▶ **PROMPT**
Find the lines containing the word "that" and copy every one of them.

+--

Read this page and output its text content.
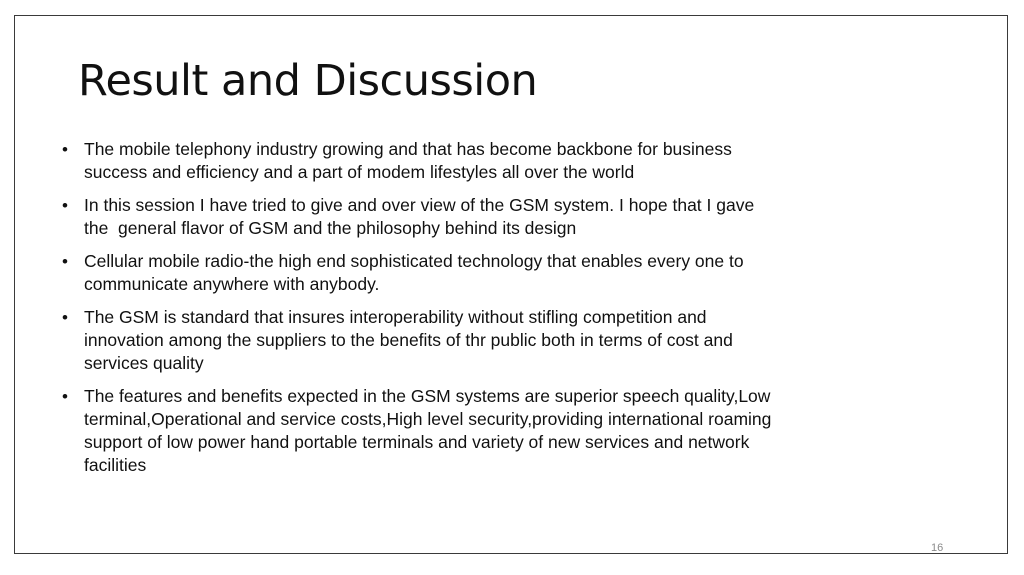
Result and Discussion
• The mobile telephony industry growing and that has become backbone for business success and efficiency and a part of modem lifestyles all over the world
• In this session I have tried to give and over view of the GSM system. I hope that I gave the  general flavor of GSM and the philosophy behind its design
• Cellular mobile radio-the high end sophisticated technology that enables every one to communicate anywhere with anybody.
• The GSM is standard that insures interoperability without stifling competition and innovation among the suppliers to the benefits of thr public both in terms of cost and services quality
• The features and benefits expected in the GSM systems are superior speech quality,Low terminal,Operational and service costs,High level security,providing international roaming support of low power hand portable terminals and variety of new services and network facilities
16
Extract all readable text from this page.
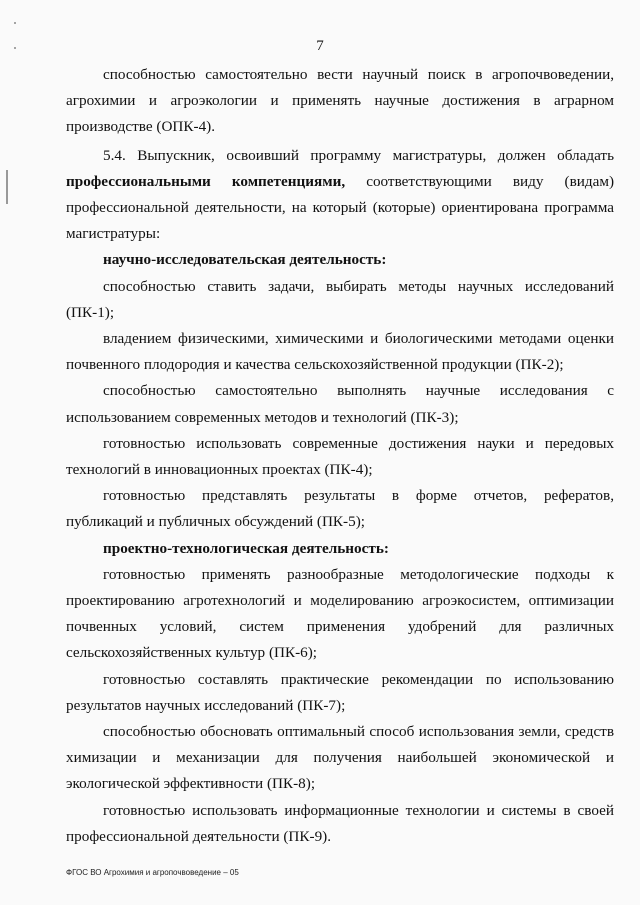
7

способностью самостоятельно вести научный поиск в агропочвоведении, агрохимии и агроэкологии и применять научные достижения в аграрном производстве (ОПК-4).

5.4. Выпускник, освоивший программу магистратуры, должен обладать профессиональными компетенциями, соответствующими виду (видам) профессиональной деятельности, на который (которые) ориентирована программа магистратуры:

научно-исследовательская деятельность:

способностью ставить задачи, выбирать методы научных исследований (ПК-1);

владением физическими, химическими и биологическими методами оценки почвенного плодородия и качества сельскохозяйственной продукции (ПК-2);

способностью самостоятельно выполнять научные исследования с использованием современных методов и технологий (ПК-3);

готовностью использовать современные достижения науки и передовых технологий в инновационных проектах (ПК-4);

готовностью представлять результаты в форме отчетов, рефератов, публикаций и публичных обсуждений (ПК-5);

проектно-технологическая деятельность:

готовностью применять разнообразные методологические подходы к проектированию агротехнологий и моделированию агроэкосистем, оптимизации почвенных условий, систем применения удобрений для различных сельскохозяйственных культур (ПК-6);

готовностью составлять практические рекомендации по использованию результатов научных исследований (ПК-7);

способностью обосновать оптимальный способ использования земли, средств химизации и механизации для получения наибольшей экономической и экологической эффективности (ПК-8);

готовностью использовать информационные технологии и системы в своей профессиональной деятельности (ПК-9).

ФГОС ВО Агрохимия и агропочвоведение – 05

+--

▶ **TASK ANSWER**
• The mobile telephony industry growing and that has become backbone for business success and efficiency and a part of modem lifestyles all over the world
• In this session I have tried to give and over view of the GSM system. I hope that I gave the  general flavor of GSM and the philosophy behind its design
• Cellular mobile radio-the high end sophisticated technology that enables every one to communicate anywhere with anybody.
• The GSM is standard that insures interoperability without stifling competition and innovation among the suppliers to the benefits of thr public both in terms of cost and services quality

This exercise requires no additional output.